STATED GOAL >> Write out exactly the lines running from the one with "Transcribe this image's" to the end of the data, including both of those lines and excluding pictures.

— Begin DATASET ENTRIES —

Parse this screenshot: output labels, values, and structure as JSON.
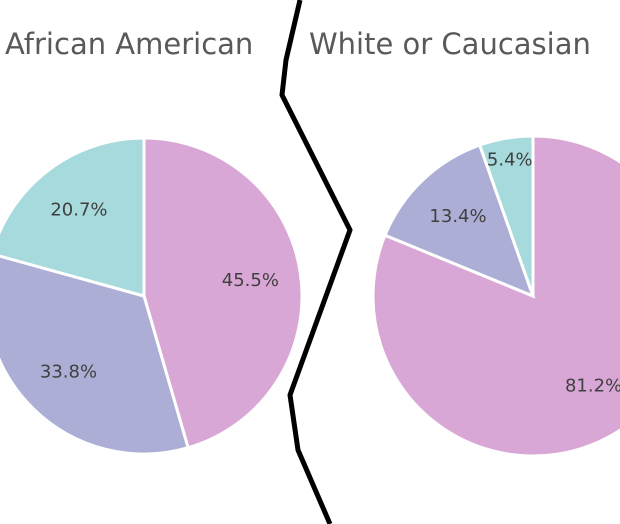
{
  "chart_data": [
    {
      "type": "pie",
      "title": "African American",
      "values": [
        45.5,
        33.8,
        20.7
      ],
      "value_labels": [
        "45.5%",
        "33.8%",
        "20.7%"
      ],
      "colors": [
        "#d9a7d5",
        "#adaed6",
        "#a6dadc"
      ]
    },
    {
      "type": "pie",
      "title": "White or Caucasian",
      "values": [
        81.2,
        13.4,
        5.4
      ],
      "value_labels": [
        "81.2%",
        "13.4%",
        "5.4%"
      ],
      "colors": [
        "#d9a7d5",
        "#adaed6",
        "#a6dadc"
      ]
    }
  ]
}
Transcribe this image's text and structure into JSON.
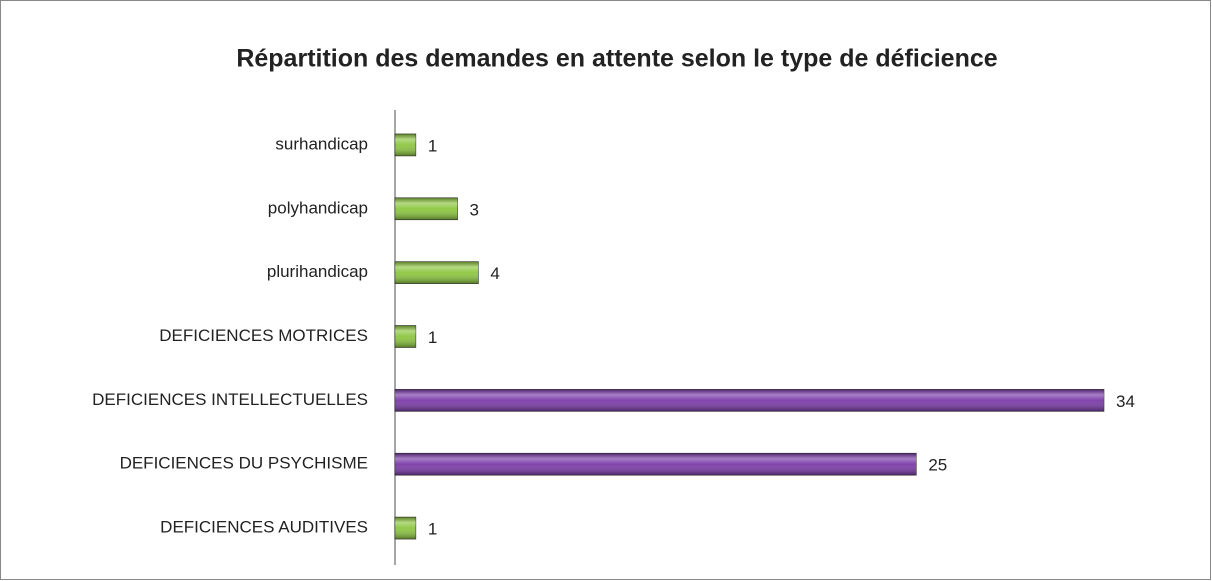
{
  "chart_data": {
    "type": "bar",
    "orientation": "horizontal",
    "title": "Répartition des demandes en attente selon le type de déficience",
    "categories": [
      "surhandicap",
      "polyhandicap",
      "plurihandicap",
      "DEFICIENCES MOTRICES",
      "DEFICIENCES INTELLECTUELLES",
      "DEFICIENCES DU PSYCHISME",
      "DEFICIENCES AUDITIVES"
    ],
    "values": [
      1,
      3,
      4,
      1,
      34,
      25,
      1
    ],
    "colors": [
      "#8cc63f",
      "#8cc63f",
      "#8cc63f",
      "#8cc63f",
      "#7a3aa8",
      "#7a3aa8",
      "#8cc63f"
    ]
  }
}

— End DATASET ENTRIES —

RESPONSE TO THE TASK >>
Transcribe this image's text and structure into JSON.
{
  "chart_data": {
    "type": "bar",
    "orientation": "horizontal",
    "title": "Répartition des demandes en attente selon le type de déficience",
    "categories": [
      "surhandicap",
      "polyhandicap",
      "plurihandicap",
      "DEFICIENCES MOTRICES",
      "DEFICIENCES INTELLECTUELLES",
      "DEFICIENCES DU PSYCHISME",
      "DEFICIENCES AUDITIVES"
    ],
    "values": [
      1,
      3,
      4,
      1,
      34,
      25,
      1
    ],
    "colors": [
      "#8cc63f",
      "#8cc63f",
      "#8cc63f",
      "#8cc63f",
      "#7a3aa8",
      "#7a3aa8",
      "#8cc63f"
    ]
  }
}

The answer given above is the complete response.